══ Listed entries

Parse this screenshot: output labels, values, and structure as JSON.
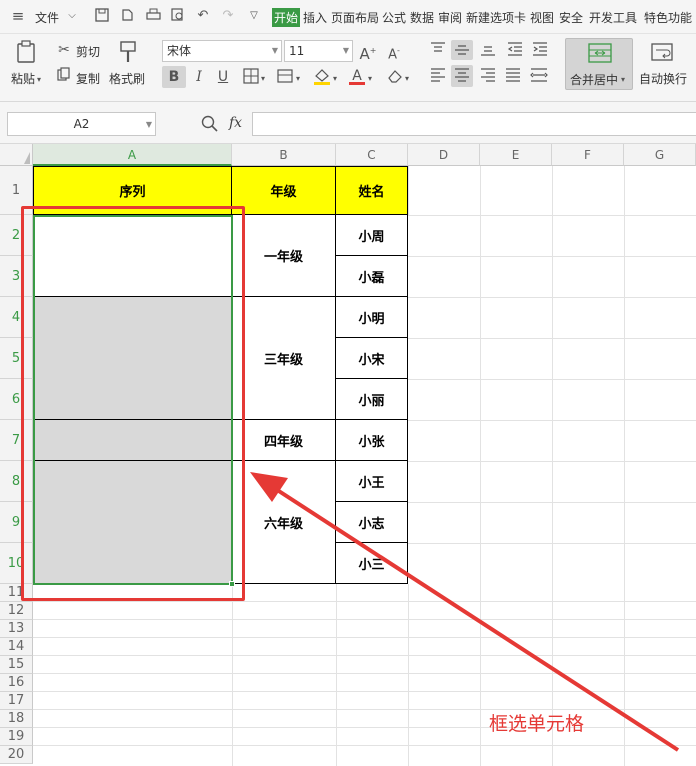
{
  "menu": {
    "file_label": "文件",
    "tabs": [
      "开始",
      "插入",
      "页面布局",
      "公式",
      "数据",
      "审阅",
      "新建选项卡",
      "视图",
      "安全",
      "开发工具",
      "特色功能"
    ]
  },
  "ribbon": {
    "paste": "粘贴",
    "cut": "剪切",
    "copy": "复制",
    "format_painter": "格式刷",
    "font_name": "宋体",
    "font_size": "11",
    "merge_center": "合并居中",
    "wrap_text": "自动换行"
  },
  "formula_bar": {
    "name_box": "A2",
    "fx": "fx",
    "value": ""
  },
  "columns": [
    "A",
    "B",
    "C",
    "D",
    "E",
    "F",
    "G"
  ],
  "rows": [
    "1",
    "2",
    "3",
    "4",
    "5",
    "6",
    "7",
    "8",
    "9",
    "10",
    "11",
    "12",
    "13",
    "14",
    "15",
    "16",
    "17",
    "18",
    "19",
    "20"
  ],
  "header": {
    "a": "序列",
    "b": "年级",
    "c": "姓名"
  },
  "grades": [
    "一年级",
    "三年级",
    "四年级",
    "六年级"
  ],
  "names": [
    "小周",
    "小磊",
    "小明",
    "小宋",
    "小丽",
    "小张",
    "小王",
    "小志",
    "小三"
  ],
  "annotation": "框选单元格",
  "colors": {
    "header_fill": "#ffff00",
    "selection_fill": "#d9d9d9",
    "selection_border": "#3a9a45",
    "annotation": "#e53935",
    "active_tab": "#3a9a45"
  }
}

════

Set the pictures aside and transcribe the data above exactly.

Written answer:
Parse this screenshot: output labels, values, and structure as JSON.
{
  "menu": {
    "file_label": "文件",
    "tabs": [
      "开始",
      "插入",
      "页面布局",
      "公式",
      "数据",
      "审阅",
      "新建选项卡",
      "视图",
      "安全",
      "开发工具",
      "特色功能"
    ]
  },
  "ribbon": {
    "paste": "粘贴",
    "cut": "剪切",
    "copy": "复制",
    "format_painter": "格式刷",
    "font_name": "宋体",
    "font_size": "11",
    "merge_center": "合并居中",
    "wrap_text": "自动换行"
  },
  "formula_bar": {
    "name_box": "A2",
    "fx": "fx",
    "value": ""
  },
  "columns": [
    "A",
    "B",
    "C",
    "D",
    "E",
    "F",
    "G"
  ],
  "rows": [
    "1",
    "2",
    "3",
    "4",
    "5",
    "6",
    "7",
    "8",
    "9",
    "10",
    "11",
    "12",
    "13",
    "14",
    "15",
    "16",
    "17",
    "18",
    "19",
    "20"
  ],
  "header": {
    "a": "序列",
    "b": "年级",
    "c": "姓名"
  },
  "grades": [
    "一年级",
    "三年级",
    "四年级",
    "六年级"
  ],
  "names": [
    "小周",
    "小磊",
    "小明",
    "小宋",
    "小丽",
    "小张",
    "小王",
    "小志",
    "小三"
  ],
  "annotation": "框选单元格",
  "colors": {
    "header_fill": "#ffff00",
    "selection_fill": "#d9d9d9",
    "selection_border": "#3a9a45",
    "annotation": "#e53935",
    "active_tab": "#3a9a45"
  }
}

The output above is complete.